### JOB
Below are the records; locate each line with the word "parents" and copy it.

## Begin

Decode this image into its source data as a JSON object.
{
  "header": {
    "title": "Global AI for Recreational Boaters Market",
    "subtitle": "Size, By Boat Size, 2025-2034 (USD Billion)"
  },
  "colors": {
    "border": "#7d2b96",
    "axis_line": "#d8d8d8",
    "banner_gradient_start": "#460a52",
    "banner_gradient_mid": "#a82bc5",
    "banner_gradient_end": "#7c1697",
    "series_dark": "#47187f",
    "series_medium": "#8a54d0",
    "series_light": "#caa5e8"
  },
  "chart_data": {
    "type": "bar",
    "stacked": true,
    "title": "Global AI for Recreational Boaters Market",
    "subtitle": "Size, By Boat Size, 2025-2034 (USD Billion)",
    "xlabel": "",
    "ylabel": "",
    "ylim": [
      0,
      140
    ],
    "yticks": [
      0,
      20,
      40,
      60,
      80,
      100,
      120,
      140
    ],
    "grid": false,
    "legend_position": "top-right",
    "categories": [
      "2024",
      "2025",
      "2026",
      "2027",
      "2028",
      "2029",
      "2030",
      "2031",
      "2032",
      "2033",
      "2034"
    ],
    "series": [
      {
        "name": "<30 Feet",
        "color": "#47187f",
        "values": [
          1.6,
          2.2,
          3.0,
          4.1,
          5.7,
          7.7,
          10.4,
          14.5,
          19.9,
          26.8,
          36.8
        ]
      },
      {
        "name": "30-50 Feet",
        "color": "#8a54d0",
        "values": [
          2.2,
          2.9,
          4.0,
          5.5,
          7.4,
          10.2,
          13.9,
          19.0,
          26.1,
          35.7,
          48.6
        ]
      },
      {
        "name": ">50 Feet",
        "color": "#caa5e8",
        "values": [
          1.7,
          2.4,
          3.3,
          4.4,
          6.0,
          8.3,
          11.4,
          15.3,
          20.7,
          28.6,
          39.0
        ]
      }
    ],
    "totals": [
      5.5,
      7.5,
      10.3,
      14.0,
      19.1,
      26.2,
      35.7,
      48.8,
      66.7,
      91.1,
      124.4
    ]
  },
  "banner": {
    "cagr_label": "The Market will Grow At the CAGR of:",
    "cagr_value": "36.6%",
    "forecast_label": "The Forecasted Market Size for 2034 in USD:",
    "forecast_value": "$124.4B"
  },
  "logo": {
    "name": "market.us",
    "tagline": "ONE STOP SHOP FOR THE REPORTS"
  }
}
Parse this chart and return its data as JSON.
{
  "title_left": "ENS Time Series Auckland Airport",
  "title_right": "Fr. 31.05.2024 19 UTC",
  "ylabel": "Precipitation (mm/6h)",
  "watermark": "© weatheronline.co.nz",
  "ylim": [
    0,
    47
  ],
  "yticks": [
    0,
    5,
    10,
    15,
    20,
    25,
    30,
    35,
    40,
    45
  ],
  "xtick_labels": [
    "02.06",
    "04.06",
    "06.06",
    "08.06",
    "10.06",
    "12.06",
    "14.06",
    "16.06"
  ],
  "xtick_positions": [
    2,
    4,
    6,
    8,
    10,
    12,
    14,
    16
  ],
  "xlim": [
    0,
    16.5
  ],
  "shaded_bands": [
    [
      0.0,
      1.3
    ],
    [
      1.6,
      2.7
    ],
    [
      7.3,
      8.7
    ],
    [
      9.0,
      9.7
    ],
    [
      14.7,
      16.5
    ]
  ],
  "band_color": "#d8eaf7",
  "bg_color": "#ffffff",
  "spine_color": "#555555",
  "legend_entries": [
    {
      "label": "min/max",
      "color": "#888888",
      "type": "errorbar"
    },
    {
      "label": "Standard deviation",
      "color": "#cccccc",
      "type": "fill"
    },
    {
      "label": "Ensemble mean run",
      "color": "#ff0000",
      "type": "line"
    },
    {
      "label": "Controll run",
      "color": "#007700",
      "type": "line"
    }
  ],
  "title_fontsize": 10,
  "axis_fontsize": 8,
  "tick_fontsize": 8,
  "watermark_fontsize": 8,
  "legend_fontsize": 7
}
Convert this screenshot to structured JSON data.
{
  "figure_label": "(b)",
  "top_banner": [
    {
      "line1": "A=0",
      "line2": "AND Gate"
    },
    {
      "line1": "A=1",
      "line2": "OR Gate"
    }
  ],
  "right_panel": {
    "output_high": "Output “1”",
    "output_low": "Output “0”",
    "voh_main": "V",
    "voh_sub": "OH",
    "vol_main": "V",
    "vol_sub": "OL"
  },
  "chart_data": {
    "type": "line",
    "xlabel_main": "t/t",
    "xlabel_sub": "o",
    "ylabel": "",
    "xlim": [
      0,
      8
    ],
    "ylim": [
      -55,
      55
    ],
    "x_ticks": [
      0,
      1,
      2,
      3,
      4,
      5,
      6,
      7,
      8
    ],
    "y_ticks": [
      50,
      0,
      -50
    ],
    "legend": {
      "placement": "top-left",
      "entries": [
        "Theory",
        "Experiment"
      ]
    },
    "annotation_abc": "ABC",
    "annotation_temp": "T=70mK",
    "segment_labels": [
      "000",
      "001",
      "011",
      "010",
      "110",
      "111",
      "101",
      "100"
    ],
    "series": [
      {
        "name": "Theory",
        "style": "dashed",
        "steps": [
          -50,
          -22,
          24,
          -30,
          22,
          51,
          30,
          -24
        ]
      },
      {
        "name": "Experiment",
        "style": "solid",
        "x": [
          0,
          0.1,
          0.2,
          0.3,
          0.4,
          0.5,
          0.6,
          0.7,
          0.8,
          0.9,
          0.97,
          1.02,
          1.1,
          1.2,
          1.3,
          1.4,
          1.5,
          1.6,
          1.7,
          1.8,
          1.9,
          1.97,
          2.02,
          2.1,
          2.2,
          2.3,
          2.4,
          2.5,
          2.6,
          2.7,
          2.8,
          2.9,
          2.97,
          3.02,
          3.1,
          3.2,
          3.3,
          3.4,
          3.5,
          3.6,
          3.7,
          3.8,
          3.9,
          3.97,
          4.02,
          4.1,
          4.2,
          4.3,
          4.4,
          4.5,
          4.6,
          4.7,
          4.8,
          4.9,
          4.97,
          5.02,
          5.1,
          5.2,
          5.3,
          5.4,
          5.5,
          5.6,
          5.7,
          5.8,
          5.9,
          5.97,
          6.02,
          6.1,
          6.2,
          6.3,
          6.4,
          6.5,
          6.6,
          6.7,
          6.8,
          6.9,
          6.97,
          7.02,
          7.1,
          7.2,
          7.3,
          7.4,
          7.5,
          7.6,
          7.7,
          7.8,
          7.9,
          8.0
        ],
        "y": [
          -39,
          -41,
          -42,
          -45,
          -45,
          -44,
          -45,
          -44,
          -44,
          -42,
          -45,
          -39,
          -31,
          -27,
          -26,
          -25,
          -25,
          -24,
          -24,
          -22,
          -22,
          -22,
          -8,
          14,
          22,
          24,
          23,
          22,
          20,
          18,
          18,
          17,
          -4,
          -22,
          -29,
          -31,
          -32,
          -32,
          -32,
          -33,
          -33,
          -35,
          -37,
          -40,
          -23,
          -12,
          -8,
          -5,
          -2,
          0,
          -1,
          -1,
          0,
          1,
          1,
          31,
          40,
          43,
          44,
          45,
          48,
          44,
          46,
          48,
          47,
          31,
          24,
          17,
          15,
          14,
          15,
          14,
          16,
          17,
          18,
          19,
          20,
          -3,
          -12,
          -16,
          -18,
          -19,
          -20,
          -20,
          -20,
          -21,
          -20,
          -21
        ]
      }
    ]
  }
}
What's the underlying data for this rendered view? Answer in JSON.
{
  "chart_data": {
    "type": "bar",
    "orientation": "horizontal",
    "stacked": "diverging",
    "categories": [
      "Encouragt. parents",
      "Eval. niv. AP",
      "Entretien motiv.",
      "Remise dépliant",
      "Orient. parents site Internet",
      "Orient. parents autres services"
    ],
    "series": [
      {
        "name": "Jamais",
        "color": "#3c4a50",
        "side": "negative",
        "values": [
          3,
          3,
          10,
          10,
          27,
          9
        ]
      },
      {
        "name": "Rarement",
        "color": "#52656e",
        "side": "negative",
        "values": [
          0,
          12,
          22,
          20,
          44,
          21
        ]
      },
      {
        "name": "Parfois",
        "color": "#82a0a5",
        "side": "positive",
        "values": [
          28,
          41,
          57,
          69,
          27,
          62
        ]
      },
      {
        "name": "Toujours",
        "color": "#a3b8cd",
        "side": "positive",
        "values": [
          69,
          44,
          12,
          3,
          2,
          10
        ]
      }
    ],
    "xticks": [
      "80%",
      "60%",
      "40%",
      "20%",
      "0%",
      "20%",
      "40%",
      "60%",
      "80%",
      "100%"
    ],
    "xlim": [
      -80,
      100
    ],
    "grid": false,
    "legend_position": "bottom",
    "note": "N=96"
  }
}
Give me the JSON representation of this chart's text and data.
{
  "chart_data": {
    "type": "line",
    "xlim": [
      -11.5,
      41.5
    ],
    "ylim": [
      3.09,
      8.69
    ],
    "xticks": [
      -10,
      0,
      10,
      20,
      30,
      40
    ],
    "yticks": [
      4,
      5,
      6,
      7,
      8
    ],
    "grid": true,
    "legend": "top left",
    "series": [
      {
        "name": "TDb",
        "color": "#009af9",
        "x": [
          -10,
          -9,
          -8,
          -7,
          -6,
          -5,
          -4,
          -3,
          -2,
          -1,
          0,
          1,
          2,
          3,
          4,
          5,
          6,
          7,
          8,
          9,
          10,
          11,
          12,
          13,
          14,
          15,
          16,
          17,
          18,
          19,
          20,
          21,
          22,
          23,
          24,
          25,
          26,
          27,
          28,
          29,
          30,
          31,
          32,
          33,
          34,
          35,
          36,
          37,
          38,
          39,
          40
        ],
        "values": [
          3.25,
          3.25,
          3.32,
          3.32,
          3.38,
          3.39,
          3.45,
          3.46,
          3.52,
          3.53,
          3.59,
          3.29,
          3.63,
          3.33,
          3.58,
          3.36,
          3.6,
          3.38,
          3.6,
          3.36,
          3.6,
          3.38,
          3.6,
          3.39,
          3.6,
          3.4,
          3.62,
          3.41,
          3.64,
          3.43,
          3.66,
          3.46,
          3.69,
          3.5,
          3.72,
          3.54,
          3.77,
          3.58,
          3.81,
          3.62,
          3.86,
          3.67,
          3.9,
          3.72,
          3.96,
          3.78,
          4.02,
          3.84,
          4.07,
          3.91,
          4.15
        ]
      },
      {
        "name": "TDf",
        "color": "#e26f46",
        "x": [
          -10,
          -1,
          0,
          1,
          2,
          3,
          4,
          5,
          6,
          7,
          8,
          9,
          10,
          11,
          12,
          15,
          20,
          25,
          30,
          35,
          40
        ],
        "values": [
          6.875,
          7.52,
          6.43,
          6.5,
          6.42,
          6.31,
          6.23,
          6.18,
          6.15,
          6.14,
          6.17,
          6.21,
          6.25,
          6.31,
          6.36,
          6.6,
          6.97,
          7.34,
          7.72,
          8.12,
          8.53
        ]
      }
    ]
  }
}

## End

### TASK OUTPUT
      "Encouragt. parents",
      "Orient. parents site Internet",
      "Orient. parents autres services"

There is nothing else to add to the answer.